Transcribe all of the data exactly. Omit the pictures.

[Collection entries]

§ §

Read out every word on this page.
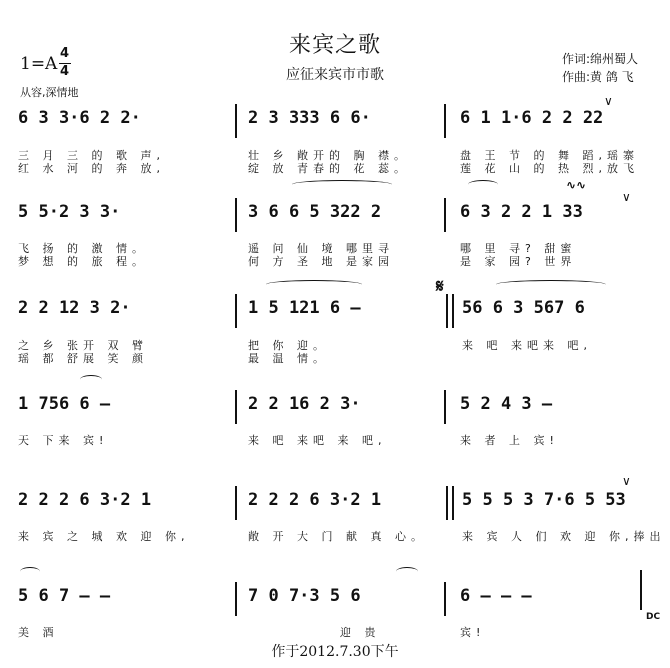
来宾之歌
应征来宾市市歌
作词:绵州蜀人
作曲:黄 鸽 飞
1=A
4
4
从容,深情地
6 3 3·6 2 2·
三 月 三 的 歌 声,
红 水 河 的 奔 放,
2 3 333 6 6·
壮 乡 敞开的 胸 襟。
绽 放 青春的 花 蕊。
6 1 1·6 2 2 22
盘 王 节 的 舞 蹈,瑶寨
莲 花 山 的 热 烈,放飞
∨
∿∿
∨
5 5·2 3 3·
飞 扬 的 激 情。
梦 想 的 旅 程。
3 6 6 5 322 2
遥 问 仙 境 哪里寻
何 方 圣 地 是家园
6 3 2 2 1 33
哪 里 寻? 甜蜜
是 家 园? 世界
𝄋
2 2 12 3 2·
之 乡 张开 双 臂
瑶 都 舒展 笑 颜
1 5 121 6 —
把 你 迎。
最 温 情。
56 6 3 567 6
来 吧 来吧来 吧,
1 756 6 —
天 下来 宾!
2 2 16 2 3·
来 吧 来吧 来 吧,
5 2 4 3 —
来 者 上 宾!
∨
2 2 2 6 3·2 1
来 宾 之 城 欢 迎 你,
2 2 2 6 3·2 1
敞 开 大 门 献 真 心。
5 5 5 3 7·6 5 53
来 宾 人 们 欢 迎 你,捧出
5 6 7 — —
美 酒
7 0 7·3 5 6
迎 贵
6 — — —
宾!
DC
作于2012.7.30下午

§ §

TASK RESULT >>
Read out every word on this page.
来宾之歌
应征来宾市市歌
作词:绵州蜀人
作曲:黄 鸽 飞
1=A
4
4
从容,深情地
6 3 3·6 2 2·
三 月 三 的 歌 声,
红 水 河 的 奔 放,
2 3 333 6 6·
壮 乡 敞开的 胸 襟。
绽 放 青春的 花 蕊。
6 1 1·6 2 2 22
盘 王 节 的 舞 蹈,瑶寨
莲 花 山 的 热 烈,放飞
∨
∿∿
∨
5 5·2 3 3·
飞 扬 的 激 情。
梦 想 的 旅 程。
3 6 6 5 322 2
遥 问 仙 境 哪里寻
何 方 圣 地 是家园
6 3 2 2 1 33
哪 里 寻? 甜蜜
是 家 园? 世界
𝄋
2 2 12 3 2·
之 乡 张开 双 臂
瑶 都 舒展 笑 颜
1 5 121 6 —
把 你 迎。
最 温 情。
56 6 3 567 6
来 吧 来吧来 吧,
1 756 6 —
天 下来 宾!
2 2 16 2 3·
来 吧 来吧 来 吧,
5 2 4 3 —
来 者 上 宾!
∨
2 2 2 6 3·2 1
来 宾 之 城 欢 迎 你,
2 2 2 6 3·2 1
敞 开 大 门 献 真 心。
5 5 5 3 7·6 5 53
来 宾 人 们 欢 迎 你,捧出
5 6 7 — —
美 酒
7 0 7·3 5 6
迎 贵
6 — — —
宾!
DC
作于2012.7.30下午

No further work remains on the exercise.